◆ **Textabschnitt**:
★ ★ ★ ★

Doch das herrliche Flanieren hatte ein Ende, als der Automobilverkehr den Raum, der ihm gegeben worden war, schließlich ganz einnahm. Was wir heute sehen, ist ein in den 1970er Jahren geschaffenes Szenario. Brutalistische Stadtraumarchitektur als Gestaltgeber für eine Verkehrsplanung, die entzerren und verknüpfen wollte. Zeittypisch hatte die aus dem Stadtplanungsamt um Kurt Jatho stammende Planung den Verkehr auf verschiedene Ebenen verteilt: ganz unten die U-Bahn, auf einer abgesenkten sicheren und lärmgeschützten Ebene die Fußgänger, während der Autoverkehr die Platzfläche auf der Null-Ebene umschließt. Keine schlechte Idee, gab es doch im Fußgängertunnel eine Ladenzeile, die über Rolltreppen bequem erreichbar war.
Das wabenförmige Sechseck als Leitmotiv des baukünstlerisch ambitionierten Entwurfs findet sich in allen Maßstäben wieder, ob in den polygonalen Stützen, dem Lichthof oder den mit Grün gefassten Platzkanten. Dass der Platz nicht nur zum Unter- und Überqueren gedacht war, zeigt die wasserkinetische Plastik von Wolfgang Göddertz noch heute. Das große Edelstahlobjekt – begehbar, bespielbar und von schlichter, robuster Ästhetik – versprach einen lebendigen und modernen Ort.

★ ★ ★ ★

◆ **Bereitgestelltes Material**:
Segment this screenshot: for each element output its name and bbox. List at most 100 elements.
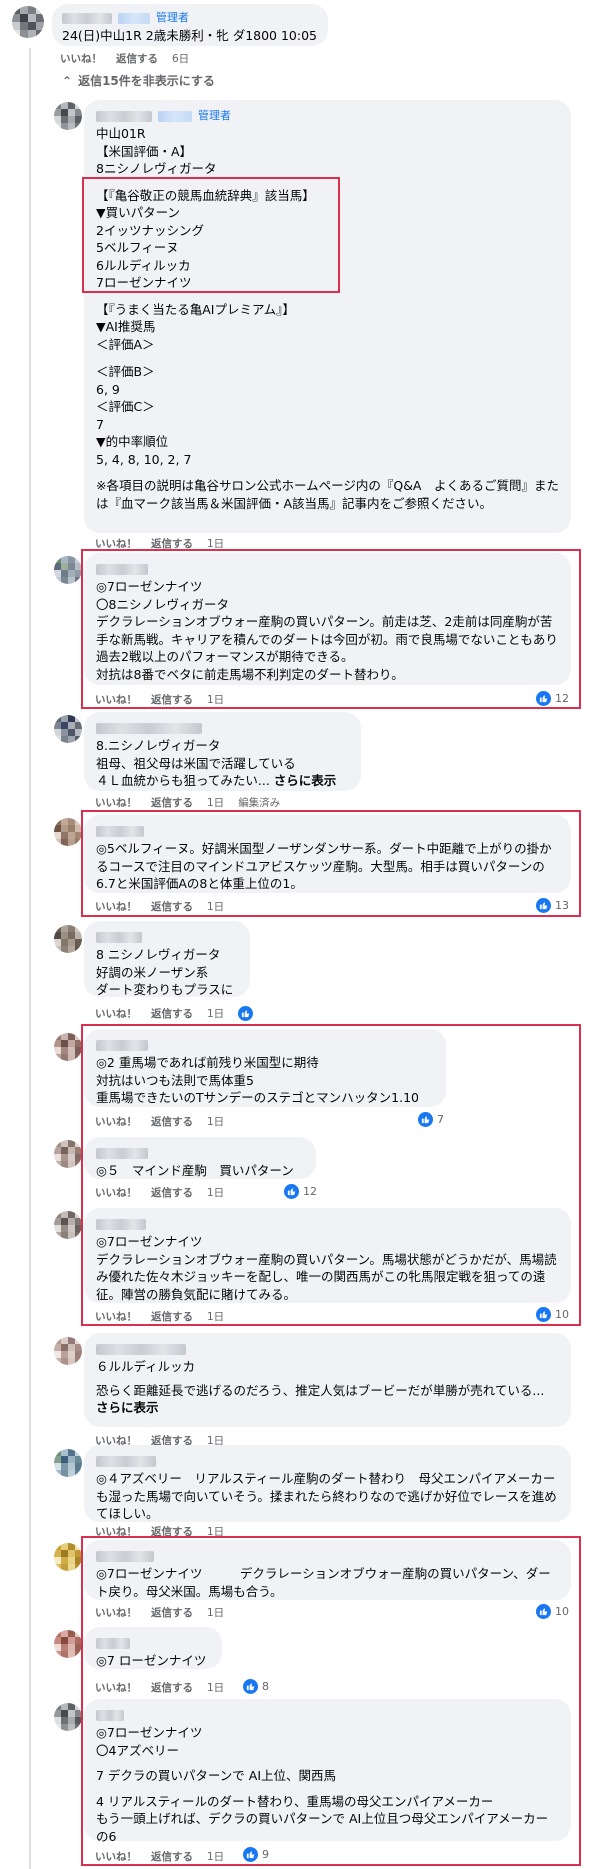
author-name[interactable] [96,722,202,734]
reply-button[interactable]: 返信する [151,692,193,707]
reaction-count[interactable]: 9 [243,1847,269,1862]
author-name[interactable] [96,1550,154,1562]
author-name[interactable] [96,110,152,122]
reaction-count[interactable]: 10 [536,1307,569,1322]
reply-button[interactable]: 返信する [151,1309,193,1324]
thumbs-up-icon [284,1184,299,1199]
avatar[interactable] [54,1630,82,1658]
like-button[interactable]: いいね！ [95,1309,137,1324]
like-button[interactable]: いいね！ [95,1524,137,1539]
reply-button[interactable]: 返信する [151,1185,193,1200]
reply-button[interactable]: 返信する [116,51,158,66]
author-name[interactable] [96,1637,130,1649]
reply-actions: いいね！ 返信する 1日 [95,535,224,551]
avatar[interactable] [12,6,44,38]
avatar[interactable] [54,818,82,846]
comment-bubble: ◎7ローゼンナイツ 〇8ニシノレヴィガータ デクラレーションオブウォー産駒の買い… [84,553,571,685]
timestamp[interactable]: 1日 [207,1605,224,1620]
thumbs-up-icon [536,1604,551,1619]
like-button[interactable]: いいね！ [95,899,137,914]
reply-button[interactable]: 返信する [151,1114,193,1129]
timestamp[interactable]: 1日 [207,1849,224,1864]
timestamp[interactable]: 6日 [172,51,189,66]
avatar[interactable] [54,1140,82,1168]
like-button[interactable]: いいね！ [95,795,137,810]
text-line: 【『亀谷敬正の競馬血統辞典』該当馬】 [96,187,315,203]
reply-button[interactable]: 返信する [151,1680,193,1695]
author-name[interactable] [96,931,142,943]
text-line: 6ルルディルッカ [96,257,191,273]
author-name[interactable] [96,1147,148,1159]
reply-button[interactable]: 返信する [151,1006,193,1021]
reply-button[interactable]: 返信する [151,536,193,551]
text-line [96,1759,559,1767]
timestamp[interactable]: 1日 [207,536,224,551]
comment-actions: いいね！ 返信する 1日 [95,1184,224,1200]
avatar[interactable] [54,1543,82,1571]
thumbs-up-icon[interactable] [238,1005,254,1021]
like-button[interactable]: いいね！ [95,692,137,707]
see-more-link[interactable]: さらに表示 [96,1400,159,1415]
like-button[interactable]: いいね！ [95,536,137,551]
timestamp[interactable]: 1日 [207,692,224,707]
avatar[interactable] [54,1337,82,1365]
avatar[interactable] [54,925,82,953]
timestamp[interactable]: 1日 [207,1309,224,1324]
author-name[interactable] [96,1455,156,1467]
reply-button[interactable]: 返信する [151,1605,193,1620]
author-name[interactable] [96,825,144,837]
reply-button[interactable]: 返信する [151,795,193,810]
timestamp[interactable]: 1日 [207,1006,224,1021]
text-line: 〇4アズベリー [96,1742,179,1758]
like-button[interactable]: いいね！ [95,1849,137,1864]
timestamp[interactable]: 1日 [207,1524,224,1539]
comment-bubble: ◎7ローゼンナイツ デクラレーションオブウォー産駒の買いパターン、ダート戻り。母… [84,1540,571,1600]
reaction-count[interactable]: 12 [536,691,569,706]
avatar[interactable] [54,102,82,130]
text-line: 〇8ニシノレヴィガータ [96,596,229,612]
text-line: 恐らく距離延長で逃げるのだろう、推定人気はブービーだが単勝が売れている... さ… [96,1382,559,1417]
avatar[interactable] [54,1211,82,1239]
text-line: ▼的中率順位 [96,434,169,449]
author-name[interactable] [62,12,112,24]
reaction-count[interactable]: 12 [284,1184,317,1199]
avatar[interactable] [54,1449,82,1477]
like-button[interactable]: いいね！ [95,1605,137,1620]
see-more-link[interactable]: さらに表示 [274,773,337,788]
timestamp[interactable]: 1日 [207,1680,224,1695]
reply-button[interactable]: 返信する [151,1524,193,1539]
timestamp[interactable]: 1日 [207,1185,224,1200]
like-button[interactable]: いいね！ [95,1114,137,1129]
author-name[interactable] [96,1343,186,1355]
avatar[interactable] [54,715,82,743]
avatar[interactable] [54,556,82,584]
reaction-count[interactable]: 13 [536,898,569,913]
avatar[interactable] [54,1703,82,1731]
like-button[interactable]: いいね！ [95,1185,137,1200]
like-button[interactable]: いいね！ [60,51,102,66]
reaction-count[interactable]: 10 [536,1604,569,1619]
hide-replies-toggle[interactable]: ⌃ 返信15件を非表示にする [62,72,215,89]
timestamp[interactable]: 1日 [207,1114,224,1129]
timestamp[interactable]: 1日 [207,795,224,810]
comment-actions: いいね！ 返信する 1日 [95,1848,224,1864]
author-name[interactable] [96,1039,148,1051]
author-name[interactable] [96,1218,146,1230]
author-name[interactable] [96,1709,124,1721]
text-line: 対抗は8番でベタに前走馬場不利判定のダート替わり。 [96,666,404,682]
author-name[interactable] [96,563,148,575]
like-button[interactable]: いいね！ [95,1680,137,1695]
reaction-count[interactable]: 7 [418,1112,444,1127]
text-line: 【米国評価・A】 [96,143,193,159]
reply-button[interactable]: 返信する [151,899,193,914]
comment-bubble: ◎7ローゼンナイツ 〇4アズベリー 7 デクラの買いパターンで AI上位、関西馬… [84,1699,571,1844]
comment-bubble: ◎7ローゼンナイツ デクラレーションオブウォー産駒の買いパターン。馬場状態がどう… [84,1208,571,1303]
reaction-count[interactable]: 8 [243,1679,269,1694]
reply-button[interactable]: 返信する [151,1849,193,1864]
text-line: ◎5ベルフィーヌ。好調米国型ノーザンダンサー系。ダート中距離で上がりの掛かるコー… [96,841,552,891]
text-line: 7 デクラの買いパターンで AI上位、関西馬 [96,1768,337,1783]
text-line [96,353,559,363]
avatar[interactable] [54,1033,82,1061]
like-button[interactable]: いいね！ [95,1006,137,1021]
timestamp[interactable]: 1日 [207,899,224,914]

★ ★ ★ ★

◆ **Aufgaben**:
**a)** Erkläre in ein bis drei Sätzen, warum der Textabschnitt über die Platzgestaltung der 1970er Jahre die Verteilung des Verkehrs auf verschiedene Ebenen „keine schlechte Idee“ nennt.
**b)** Welche Form findet sich laut dem Textabschnitt über die Platzgestaltung als Leitmotiv in allen Maßstäben des Entwurfs wieder?
**c)** Schreibe den Textabschnitt über die Platzgestaltung im Anschluss an seinen letzten Satz weiter.

◆ **Ergebnisse je Aufgabe**:
**a)** Die Verteilung galt als keine schlechte Idee, weil es im Fußgängertunnel eine Ladenzeile gab, die über Rolltreppen bequem erreichbar war. Die Fußgänger bewegten sich dabei auf einer abgesenkten, sicheren und lärmgeschützten Ebene.

**b)** Das wabenförmige Sechseck.

**c)**
Das aber ist der Ebertplatz so nie geworden. In einer Einschätzung des Platzes stellte der Kunsthistoriker Martin Bredenbeck fest: „Als der Ebertplatz 1977 fertiggestellt wurde, war die Zeit solcher Planungen eigentlich vorbei.“ Kein Wunder also, dass das, was so modern aussah, schon bald nicht mehr gut lief. Die zunehmende Vernachlässigung führte schließlich dazu, dass der Platz zum Brennpunkt wurde. Doch während Politik und Verwaltung Handlungen ankündigten – nicht zuletzt im Masterplan Innenstadt von Albert Speer + Partner von 2008 als Teil des Interventionsraums Ringe mit hoher Dringlichkeit – wurden von 2011 bis 2017 wichtige Jahre mit der Prüfung der Machbarkeit einer Tiefgarage unter dem Platz verloren, die sich schließlich als zu teuer und unästhetisch erwies.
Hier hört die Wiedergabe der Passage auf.